How to Cold Call to Get Hair & Makeup Jobs

So what is a cold call you might ask? A cold call is a common term used in business that refers to calling people you don’t know in order to find work. I know it may not sound appealing. To some of you it probably sounds down right frightening. I once had an assistant who didn’t even feel comfortable calling up new members of The Hair & Makeup Artist Network to welcome them to the network. She said, “I don’t like those types calls where your are telling them, hi I’m calling you, you don’t know me, but….” It was simply too far outside of her comfort zone to do it. But what if you don’t have any clients and you really don’t know a whole lot of people who can refer you work? What do you do? This is something you will have to face at some point of your career if not many times. We are self-employed. This means we have to hunt down the work. I don’t care if you are just getting out of school or if you have been working for a while. You will have to hustle to get the jobs and it doesn’t stop. Clients come and go. Production companies open and close and production people change jobs everyday. So the job search never stops. Here is how you find the job through cold calling:

1. Decide what type of work you really want to do (film, TV, print, commercial celebrity)
--------
### PROBLEM 1
In the article on cold calling, what three changes does the writer give as reasons the job search never stops?
### PROBLEM 2
Do these statements agree with the article on cold calling? Answer yes or no for each and quote the deciding words. (a) The writer's former assistant was comfortable calling new members of the network to welcome them. (b) A cold call means calling people you don't know in order to find work. (c) Once you have been working for a while, you no longer need to hustle for jobs.

### SUPPLIED MATERIAL
--------
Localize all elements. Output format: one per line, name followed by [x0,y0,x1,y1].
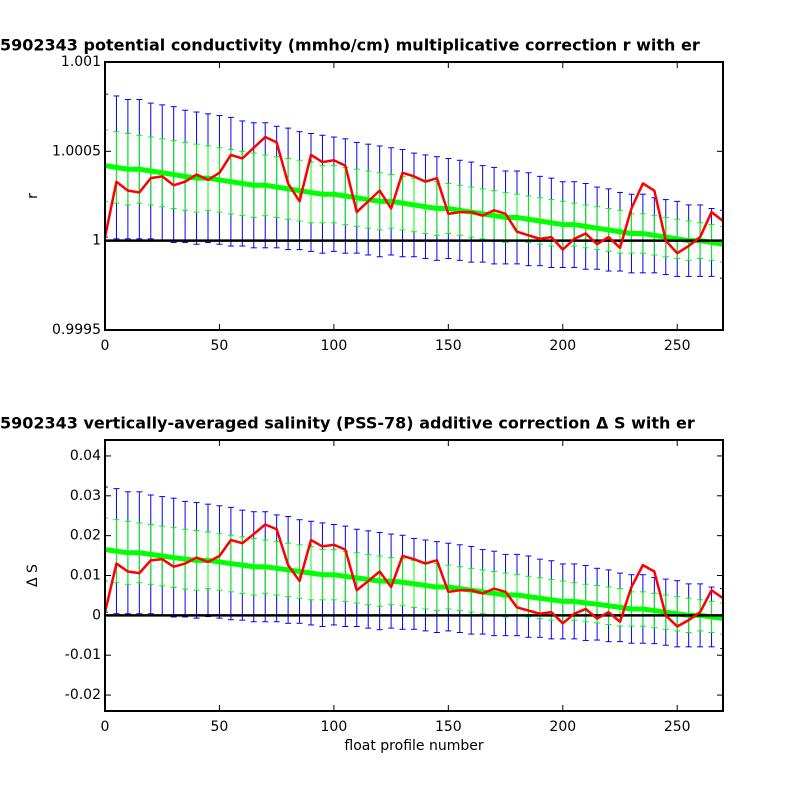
--------
### FINAL ANSWER 1
- Clients come and go.
- Production companies open and close.
- Production people change jobs every day.

### FINAL ANSWER 2
(a) No: "didn’t even feel comfortable calling up new members of The Hair & Makeup Artist Network to welcome them to the network"
(b) Yes: "calling people you don’t know in order to find work"
(c) No: "You will have to hustle to get the jobs and it doesn’t stop."